Exclude the pictures and reproduce the remaining data exactly as written.

### Stored records
————
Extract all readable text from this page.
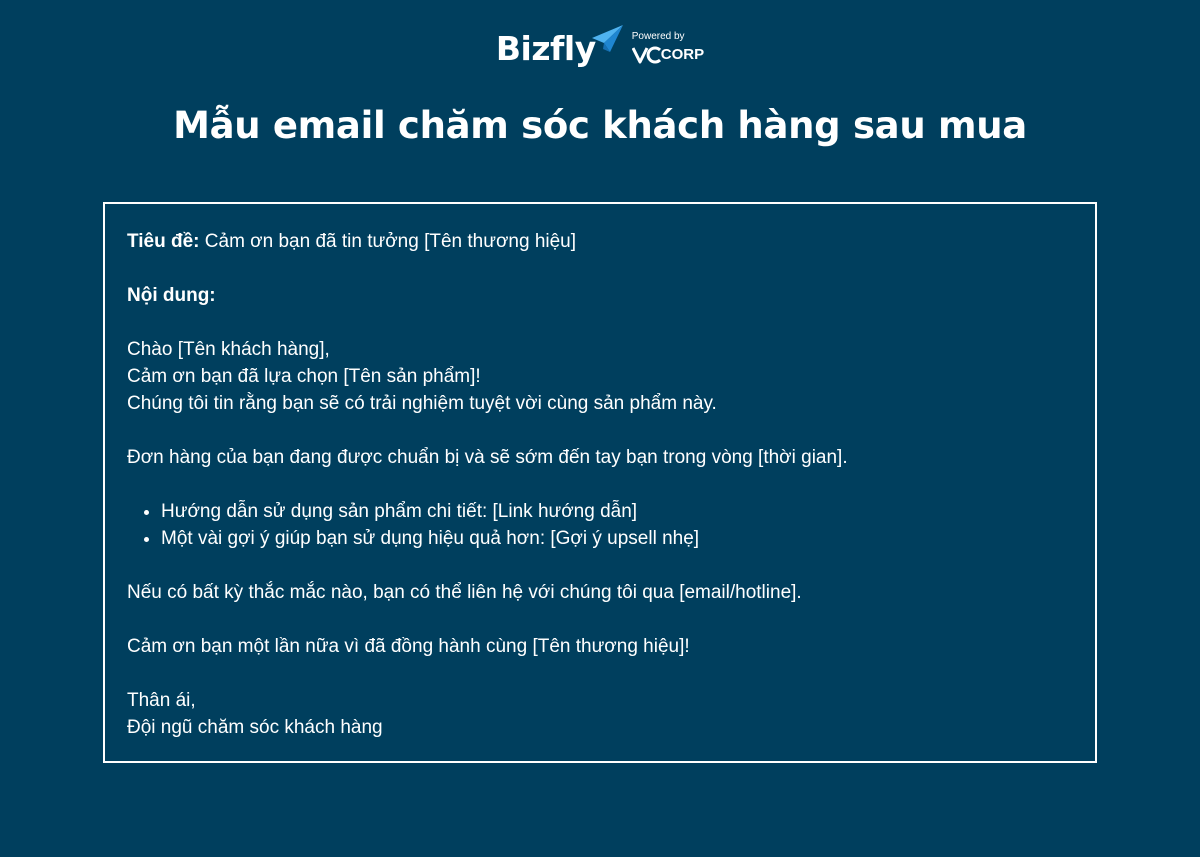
Bizfly	Powered by
CORP
Mẫu email chăm sóc khách hàng sau mua

Tiêu đề: Cảm ơn bạn đã tin tưởng [Tên thương hiệu]

Nội dung:

Chào [Tên khách hàng],

Cảm ơn bạn đã lựa chọn [Tên sản phẩm]!

Chúng tôi tin rằng bạn sẽ có trải nghiệm tuyệt vời cùng sản phẩm này.

Đơn hàng của bạn đang được chuẩn bị và sẽ sớm đến tay bạn trong vòng [thời gian].

• Hướng dẫn sử dụng sản phẩm chi tiết: [Link hướng dẫn]
• Một vài gợi ý giúp bạn sử dụng hiệu quả hơn: [Gợi ý upsell nhẹ]

Nếu có bất kỳ thắc mắc nào, bạn có thể liên hệ với chúng tôi qua [email/hotline].

Cảm ơn bạn một lần nữa vì đã đồng hành cùng [Tên thương hiệu]!

Thân ái,

Đội ngũ chăm sóc khách hàng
————
### ANSWER FOR THIS EXERCISE
Extract all readable text from this page.
Bizfly	Powered by
CORP
Mẫu email chăm sóc khách hàng sau mua

Tiêu đề: Cảm ơn bạn đã tin tưởng [Tên thương hiệu]

Nội dung:

Chào [Tên khách hàng],

Cảm ơn bạn đã lựa chọn [Tên sản phẩm]!

Chúng tôi tin rằng bạn sẽ có trải nghiệm tuyệt vời cùng sản phẩm này.

Đơn hàng của bạn đang được chuẩn bị và sẽ sớm đến tay bạn trong vòng [thời gian].

• Hướng dẫn sử dụng sản phẩm chi tiết: [Link hướng dẫn]
• Một vài gợi ý giúp bạn sử dụng hiệu quả hơn: [Gợi ý upsell nhẹ]

Nếu có bất kỳ thắc mắc nào, bạn có thể liên hệ với chúng tôi qua [email/hotline].

Cảm ơn bạn một lần nữa vì đã đồng hành cùng [Tên thương hiệu]!

Thân ái,

Đội ngũ chăm sóc khách hàng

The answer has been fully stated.